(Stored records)
◇ ◇ ◇ ◇ ◇ ◇ ◇
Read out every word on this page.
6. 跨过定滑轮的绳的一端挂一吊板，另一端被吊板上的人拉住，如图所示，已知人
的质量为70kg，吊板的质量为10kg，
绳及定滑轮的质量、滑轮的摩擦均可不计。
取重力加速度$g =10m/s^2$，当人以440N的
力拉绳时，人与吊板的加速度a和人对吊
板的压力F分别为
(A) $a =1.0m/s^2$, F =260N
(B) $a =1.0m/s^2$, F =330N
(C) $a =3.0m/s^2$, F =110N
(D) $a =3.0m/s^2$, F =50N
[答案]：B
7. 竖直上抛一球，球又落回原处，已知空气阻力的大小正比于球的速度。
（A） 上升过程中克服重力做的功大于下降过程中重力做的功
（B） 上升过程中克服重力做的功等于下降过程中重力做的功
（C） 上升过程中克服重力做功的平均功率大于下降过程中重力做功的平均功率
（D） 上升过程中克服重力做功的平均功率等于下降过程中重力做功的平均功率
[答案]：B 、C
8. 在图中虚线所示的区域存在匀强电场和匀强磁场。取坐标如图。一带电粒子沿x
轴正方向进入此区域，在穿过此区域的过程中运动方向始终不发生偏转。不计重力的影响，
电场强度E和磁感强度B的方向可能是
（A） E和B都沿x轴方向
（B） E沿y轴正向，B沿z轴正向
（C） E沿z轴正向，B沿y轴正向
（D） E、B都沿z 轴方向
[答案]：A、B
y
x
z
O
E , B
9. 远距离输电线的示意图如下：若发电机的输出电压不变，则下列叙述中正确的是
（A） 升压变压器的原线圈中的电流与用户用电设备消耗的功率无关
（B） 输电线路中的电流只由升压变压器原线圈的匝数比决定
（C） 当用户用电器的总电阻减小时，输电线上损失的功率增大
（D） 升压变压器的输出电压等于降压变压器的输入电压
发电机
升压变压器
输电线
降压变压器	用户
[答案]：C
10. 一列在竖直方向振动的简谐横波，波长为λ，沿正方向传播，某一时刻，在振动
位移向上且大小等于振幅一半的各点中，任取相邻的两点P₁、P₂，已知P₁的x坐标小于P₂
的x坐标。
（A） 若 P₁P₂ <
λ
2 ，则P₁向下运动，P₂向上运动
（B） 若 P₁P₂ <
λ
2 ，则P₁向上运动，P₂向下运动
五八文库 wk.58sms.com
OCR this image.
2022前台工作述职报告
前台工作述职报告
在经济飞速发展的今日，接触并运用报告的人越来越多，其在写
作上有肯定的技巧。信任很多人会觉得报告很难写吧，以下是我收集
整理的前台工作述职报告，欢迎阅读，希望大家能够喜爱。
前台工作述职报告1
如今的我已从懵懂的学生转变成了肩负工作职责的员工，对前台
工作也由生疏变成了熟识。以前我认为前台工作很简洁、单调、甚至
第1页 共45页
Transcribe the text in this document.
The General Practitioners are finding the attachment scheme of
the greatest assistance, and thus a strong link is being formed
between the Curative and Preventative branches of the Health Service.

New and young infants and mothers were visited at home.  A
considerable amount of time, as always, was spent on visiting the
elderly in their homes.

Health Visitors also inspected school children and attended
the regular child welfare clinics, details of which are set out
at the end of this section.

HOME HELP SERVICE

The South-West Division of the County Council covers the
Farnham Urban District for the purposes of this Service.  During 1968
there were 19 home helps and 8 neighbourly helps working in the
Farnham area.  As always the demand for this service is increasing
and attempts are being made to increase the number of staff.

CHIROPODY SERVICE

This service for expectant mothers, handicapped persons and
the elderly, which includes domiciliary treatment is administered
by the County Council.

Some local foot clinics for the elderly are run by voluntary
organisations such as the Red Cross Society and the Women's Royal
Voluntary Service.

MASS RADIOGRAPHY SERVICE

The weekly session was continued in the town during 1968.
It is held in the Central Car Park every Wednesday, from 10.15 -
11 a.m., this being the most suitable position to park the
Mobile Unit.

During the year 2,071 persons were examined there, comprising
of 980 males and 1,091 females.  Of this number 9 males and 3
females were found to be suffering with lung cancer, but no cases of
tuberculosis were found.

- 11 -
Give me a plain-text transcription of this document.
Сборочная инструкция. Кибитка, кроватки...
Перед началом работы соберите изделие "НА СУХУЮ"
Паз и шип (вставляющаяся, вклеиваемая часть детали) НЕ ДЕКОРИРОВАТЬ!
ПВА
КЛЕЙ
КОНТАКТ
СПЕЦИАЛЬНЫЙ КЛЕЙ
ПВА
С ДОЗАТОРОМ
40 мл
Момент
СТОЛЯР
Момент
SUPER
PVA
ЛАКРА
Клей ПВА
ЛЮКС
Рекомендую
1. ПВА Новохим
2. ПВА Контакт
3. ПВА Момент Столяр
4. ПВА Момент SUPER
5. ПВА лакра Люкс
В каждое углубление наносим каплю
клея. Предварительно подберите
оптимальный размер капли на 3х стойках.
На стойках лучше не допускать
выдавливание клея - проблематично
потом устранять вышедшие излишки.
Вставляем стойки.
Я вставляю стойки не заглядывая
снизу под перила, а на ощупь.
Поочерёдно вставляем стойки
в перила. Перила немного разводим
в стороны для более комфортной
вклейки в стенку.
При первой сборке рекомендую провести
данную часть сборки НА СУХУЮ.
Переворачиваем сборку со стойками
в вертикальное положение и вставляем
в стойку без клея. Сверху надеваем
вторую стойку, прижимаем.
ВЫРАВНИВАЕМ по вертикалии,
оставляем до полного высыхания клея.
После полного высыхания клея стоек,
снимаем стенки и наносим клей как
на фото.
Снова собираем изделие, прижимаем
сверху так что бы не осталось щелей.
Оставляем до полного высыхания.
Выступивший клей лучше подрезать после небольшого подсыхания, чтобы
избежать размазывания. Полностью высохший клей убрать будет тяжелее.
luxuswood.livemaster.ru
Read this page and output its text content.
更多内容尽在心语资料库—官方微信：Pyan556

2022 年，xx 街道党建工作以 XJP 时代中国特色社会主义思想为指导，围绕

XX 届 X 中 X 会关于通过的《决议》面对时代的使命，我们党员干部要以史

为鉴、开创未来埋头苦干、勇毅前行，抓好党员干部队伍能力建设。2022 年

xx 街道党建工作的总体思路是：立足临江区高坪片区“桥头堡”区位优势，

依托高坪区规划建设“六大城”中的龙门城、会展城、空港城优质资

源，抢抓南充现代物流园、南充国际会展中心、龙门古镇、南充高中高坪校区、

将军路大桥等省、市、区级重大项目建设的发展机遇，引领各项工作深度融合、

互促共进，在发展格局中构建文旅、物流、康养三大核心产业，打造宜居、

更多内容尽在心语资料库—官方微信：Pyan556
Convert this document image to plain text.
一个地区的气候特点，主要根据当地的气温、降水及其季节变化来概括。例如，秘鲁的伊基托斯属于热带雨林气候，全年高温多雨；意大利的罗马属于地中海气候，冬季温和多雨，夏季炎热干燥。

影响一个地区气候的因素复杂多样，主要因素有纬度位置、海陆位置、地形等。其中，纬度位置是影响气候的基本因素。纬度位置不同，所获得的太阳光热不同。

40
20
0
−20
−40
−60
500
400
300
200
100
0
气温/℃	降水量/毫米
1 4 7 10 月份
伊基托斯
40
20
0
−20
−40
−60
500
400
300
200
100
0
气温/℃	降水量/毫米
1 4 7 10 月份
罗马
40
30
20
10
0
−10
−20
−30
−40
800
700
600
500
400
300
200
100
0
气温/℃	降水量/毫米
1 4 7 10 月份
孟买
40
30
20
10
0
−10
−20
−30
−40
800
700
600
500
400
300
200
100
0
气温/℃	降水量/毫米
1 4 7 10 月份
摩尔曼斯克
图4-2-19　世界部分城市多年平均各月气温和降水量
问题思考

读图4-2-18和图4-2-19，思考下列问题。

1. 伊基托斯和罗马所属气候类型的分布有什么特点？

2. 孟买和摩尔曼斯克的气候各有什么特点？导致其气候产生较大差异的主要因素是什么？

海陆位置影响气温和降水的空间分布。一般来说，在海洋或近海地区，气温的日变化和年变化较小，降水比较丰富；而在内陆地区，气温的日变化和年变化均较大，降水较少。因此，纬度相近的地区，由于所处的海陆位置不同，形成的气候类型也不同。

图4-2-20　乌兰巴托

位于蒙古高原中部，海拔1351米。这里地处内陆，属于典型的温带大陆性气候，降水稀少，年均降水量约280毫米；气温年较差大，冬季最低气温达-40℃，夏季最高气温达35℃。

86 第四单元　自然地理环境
◇ ◇ ◇ ◇ ◇ ◇ ◇
:: Task ::
Gather each line in the entries above where the string "Farnham" is found.

:: Full response ::
Farnham Urban District for the purposes of this Service.  During 1968
Farnham area.  As always the demand for this service is increasing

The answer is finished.